━━━ DATA LISTING

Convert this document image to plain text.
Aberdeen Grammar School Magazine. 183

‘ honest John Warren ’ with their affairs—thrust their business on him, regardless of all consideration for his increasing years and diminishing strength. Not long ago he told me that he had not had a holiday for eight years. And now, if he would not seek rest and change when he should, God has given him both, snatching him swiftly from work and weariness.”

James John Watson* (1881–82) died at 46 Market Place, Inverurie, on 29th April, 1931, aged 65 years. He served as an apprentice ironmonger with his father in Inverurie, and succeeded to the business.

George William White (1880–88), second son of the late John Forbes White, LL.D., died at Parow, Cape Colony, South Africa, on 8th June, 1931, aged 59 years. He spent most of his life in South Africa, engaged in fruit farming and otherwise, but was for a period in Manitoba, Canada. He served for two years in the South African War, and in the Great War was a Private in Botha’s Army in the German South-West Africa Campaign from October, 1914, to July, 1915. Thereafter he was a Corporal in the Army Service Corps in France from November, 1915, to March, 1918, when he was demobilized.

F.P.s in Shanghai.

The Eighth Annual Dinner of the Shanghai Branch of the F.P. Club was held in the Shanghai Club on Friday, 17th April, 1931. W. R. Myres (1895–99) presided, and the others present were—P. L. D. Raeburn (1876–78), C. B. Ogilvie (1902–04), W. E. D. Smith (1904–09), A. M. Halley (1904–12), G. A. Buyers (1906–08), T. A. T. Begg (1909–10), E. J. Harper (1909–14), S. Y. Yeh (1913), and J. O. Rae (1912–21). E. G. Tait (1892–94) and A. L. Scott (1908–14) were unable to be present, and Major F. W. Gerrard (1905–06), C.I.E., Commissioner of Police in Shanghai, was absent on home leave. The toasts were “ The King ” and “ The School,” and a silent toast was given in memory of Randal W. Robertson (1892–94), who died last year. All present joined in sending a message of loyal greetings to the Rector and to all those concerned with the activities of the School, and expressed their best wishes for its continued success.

━━━━━━

* EXERCISE *
Using the entries above, find all lines with "business". Copy them.

* RESPONSE TO THE TASK *
‘ honest John Warren ’ with their affairs—thrust their business on him, regardless of all consideration for his increasing years and diminishing strength. Not long ago he told me that he had not had a holiday for eight years. And now, if he would not seek rest and change when he should, God has given him both, snatching him swiftly from work and weariness.”
James John Watson* (1881–82) died at 46 Market Place, Inverurie, on 29th April, 1931, aged 65 years. He served as an apprentice ironmonger with his father in Inverurie, and succeeded to the business.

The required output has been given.